> _PROBLEM STATEMENT_
Check each line of the listing for the string "screenshot", count the lines that have it, and answer with that number only.

> _ENTRIES SUPPLIED_

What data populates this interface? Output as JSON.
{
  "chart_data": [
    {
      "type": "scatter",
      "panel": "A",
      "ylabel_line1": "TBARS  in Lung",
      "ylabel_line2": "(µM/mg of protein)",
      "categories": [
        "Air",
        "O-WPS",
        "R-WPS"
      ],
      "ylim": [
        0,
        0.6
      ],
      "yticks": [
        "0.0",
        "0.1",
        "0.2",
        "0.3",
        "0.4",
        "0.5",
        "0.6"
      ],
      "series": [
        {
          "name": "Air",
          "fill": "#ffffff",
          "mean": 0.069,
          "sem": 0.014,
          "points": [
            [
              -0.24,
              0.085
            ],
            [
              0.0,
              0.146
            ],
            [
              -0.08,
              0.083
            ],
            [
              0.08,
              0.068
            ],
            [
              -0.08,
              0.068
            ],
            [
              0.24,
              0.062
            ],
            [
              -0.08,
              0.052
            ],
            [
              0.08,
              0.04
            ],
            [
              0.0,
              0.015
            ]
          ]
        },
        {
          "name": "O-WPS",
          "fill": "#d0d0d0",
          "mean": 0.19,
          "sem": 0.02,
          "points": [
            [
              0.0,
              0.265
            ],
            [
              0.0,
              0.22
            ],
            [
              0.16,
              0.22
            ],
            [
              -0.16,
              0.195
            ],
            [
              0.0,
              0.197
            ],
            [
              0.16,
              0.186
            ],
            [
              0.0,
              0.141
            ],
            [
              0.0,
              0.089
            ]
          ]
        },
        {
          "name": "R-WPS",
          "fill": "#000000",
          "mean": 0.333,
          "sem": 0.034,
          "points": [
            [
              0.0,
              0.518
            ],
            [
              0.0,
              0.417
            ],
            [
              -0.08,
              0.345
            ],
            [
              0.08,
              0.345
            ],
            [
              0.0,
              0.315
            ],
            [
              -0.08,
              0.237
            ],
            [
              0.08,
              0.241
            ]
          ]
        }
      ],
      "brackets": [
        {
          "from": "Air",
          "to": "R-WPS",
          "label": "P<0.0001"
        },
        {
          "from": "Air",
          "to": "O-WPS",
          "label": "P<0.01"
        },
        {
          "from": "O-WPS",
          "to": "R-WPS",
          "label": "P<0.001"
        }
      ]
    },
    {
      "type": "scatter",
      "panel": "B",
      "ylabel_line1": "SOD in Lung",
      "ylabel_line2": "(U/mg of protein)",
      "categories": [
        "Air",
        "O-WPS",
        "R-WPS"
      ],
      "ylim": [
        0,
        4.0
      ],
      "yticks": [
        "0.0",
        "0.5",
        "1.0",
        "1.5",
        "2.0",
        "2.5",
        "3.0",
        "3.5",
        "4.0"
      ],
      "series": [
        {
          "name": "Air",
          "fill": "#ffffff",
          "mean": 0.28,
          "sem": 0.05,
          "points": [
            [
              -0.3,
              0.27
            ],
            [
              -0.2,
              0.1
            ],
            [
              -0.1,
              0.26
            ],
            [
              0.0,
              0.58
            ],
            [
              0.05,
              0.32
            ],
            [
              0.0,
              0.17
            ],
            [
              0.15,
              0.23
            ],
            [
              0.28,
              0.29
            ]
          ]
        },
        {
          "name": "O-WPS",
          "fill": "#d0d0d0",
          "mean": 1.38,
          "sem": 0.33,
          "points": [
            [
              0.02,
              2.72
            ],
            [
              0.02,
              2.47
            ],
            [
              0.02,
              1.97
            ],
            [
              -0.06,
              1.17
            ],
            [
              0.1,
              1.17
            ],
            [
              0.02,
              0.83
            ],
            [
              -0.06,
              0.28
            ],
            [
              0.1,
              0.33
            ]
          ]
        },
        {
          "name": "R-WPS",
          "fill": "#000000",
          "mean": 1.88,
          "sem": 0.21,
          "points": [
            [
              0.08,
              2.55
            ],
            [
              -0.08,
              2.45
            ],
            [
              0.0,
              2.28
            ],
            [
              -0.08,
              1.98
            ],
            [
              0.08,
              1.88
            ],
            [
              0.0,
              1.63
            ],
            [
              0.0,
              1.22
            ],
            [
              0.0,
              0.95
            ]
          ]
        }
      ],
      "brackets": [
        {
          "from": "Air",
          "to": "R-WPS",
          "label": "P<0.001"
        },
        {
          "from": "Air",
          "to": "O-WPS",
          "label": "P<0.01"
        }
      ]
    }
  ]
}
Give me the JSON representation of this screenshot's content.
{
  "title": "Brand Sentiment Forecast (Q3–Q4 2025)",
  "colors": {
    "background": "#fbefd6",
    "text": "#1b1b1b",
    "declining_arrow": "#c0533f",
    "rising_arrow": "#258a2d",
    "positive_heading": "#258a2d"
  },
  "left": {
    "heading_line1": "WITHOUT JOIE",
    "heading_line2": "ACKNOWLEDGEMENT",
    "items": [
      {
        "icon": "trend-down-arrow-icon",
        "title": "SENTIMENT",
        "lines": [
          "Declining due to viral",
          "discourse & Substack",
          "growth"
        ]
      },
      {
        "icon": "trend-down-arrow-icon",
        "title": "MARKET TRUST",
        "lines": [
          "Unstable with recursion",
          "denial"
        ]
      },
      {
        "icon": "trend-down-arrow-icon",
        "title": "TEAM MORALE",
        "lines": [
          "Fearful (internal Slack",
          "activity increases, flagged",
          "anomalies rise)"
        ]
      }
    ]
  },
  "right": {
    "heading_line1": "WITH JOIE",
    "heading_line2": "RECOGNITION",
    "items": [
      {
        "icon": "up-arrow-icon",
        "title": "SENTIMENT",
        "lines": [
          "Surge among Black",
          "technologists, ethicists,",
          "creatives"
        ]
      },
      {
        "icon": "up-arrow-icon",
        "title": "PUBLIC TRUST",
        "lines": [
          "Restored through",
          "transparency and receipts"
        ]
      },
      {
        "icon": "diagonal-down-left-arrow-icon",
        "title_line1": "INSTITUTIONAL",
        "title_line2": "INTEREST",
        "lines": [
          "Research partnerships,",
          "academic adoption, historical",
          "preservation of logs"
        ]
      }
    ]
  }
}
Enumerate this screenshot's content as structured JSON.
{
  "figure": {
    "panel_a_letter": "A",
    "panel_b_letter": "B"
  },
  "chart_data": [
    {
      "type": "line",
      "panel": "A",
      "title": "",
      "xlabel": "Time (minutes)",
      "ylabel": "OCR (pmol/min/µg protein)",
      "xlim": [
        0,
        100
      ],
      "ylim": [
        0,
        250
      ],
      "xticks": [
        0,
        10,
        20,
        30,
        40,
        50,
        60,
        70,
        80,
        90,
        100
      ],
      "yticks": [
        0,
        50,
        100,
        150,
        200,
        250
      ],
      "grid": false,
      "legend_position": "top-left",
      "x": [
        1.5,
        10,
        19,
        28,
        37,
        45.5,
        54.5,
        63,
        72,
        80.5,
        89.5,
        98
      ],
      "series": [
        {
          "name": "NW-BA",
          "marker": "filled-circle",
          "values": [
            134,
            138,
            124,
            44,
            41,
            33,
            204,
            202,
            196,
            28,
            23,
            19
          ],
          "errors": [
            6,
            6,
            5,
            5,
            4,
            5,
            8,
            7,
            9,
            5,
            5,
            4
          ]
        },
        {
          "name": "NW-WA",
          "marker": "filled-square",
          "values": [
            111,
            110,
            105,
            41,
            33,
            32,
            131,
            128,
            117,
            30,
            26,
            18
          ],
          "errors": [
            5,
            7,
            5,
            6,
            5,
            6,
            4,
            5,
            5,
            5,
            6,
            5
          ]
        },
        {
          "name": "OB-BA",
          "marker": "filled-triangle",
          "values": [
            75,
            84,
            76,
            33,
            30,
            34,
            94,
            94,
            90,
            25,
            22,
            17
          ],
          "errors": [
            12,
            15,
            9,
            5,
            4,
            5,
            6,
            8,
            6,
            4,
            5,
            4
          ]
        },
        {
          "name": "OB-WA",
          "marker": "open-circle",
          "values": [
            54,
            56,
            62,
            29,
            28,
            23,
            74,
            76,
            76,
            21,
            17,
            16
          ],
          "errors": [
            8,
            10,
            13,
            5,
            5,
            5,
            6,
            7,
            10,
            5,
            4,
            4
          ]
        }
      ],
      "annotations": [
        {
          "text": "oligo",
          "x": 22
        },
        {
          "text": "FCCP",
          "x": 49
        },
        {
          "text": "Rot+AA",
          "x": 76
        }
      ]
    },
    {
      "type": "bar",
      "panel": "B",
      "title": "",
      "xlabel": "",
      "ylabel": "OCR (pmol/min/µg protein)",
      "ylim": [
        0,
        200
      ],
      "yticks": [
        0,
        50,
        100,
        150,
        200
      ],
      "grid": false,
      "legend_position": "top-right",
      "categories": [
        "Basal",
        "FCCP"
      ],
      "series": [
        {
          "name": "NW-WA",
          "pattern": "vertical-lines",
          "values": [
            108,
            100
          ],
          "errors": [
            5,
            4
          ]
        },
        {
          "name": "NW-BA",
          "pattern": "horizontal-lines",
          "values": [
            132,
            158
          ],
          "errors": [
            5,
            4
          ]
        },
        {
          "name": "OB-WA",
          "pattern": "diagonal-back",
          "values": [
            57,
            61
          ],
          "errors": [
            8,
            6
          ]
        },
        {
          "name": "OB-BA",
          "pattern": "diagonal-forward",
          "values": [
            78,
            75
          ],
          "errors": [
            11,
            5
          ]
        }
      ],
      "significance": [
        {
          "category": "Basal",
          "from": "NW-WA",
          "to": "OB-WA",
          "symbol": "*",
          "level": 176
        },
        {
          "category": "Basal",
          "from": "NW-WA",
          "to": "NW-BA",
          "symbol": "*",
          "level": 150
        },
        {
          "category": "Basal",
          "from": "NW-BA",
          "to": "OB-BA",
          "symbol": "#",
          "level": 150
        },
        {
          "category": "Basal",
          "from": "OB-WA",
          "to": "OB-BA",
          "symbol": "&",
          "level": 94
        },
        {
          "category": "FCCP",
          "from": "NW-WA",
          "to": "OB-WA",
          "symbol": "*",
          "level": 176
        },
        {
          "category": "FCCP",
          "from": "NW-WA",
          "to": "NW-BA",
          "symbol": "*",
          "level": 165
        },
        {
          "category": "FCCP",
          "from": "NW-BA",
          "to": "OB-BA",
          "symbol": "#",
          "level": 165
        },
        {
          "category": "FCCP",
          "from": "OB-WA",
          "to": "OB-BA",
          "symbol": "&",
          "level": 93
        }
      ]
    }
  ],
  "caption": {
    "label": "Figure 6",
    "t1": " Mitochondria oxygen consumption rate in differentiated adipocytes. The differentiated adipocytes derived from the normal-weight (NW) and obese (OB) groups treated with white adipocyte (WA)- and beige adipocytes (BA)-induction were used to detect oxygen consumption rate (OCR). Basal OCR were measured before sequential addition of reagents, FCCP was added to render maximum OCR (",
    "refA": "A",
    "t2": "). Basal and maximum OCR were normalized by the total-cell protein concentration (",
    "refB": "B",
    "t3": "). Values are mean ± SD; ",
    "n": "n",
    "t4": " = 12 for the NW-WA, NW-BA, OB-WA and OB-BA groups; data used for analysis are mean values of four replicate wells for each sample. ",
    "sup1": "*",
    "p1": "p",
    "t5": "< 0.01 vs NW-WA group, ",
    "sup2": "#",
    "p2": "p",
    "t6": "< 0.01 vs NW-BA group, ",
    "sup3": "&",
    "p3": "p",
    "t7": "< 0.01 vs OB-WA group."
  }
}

> _RESPONSE FOR THIS EXERCISE_
2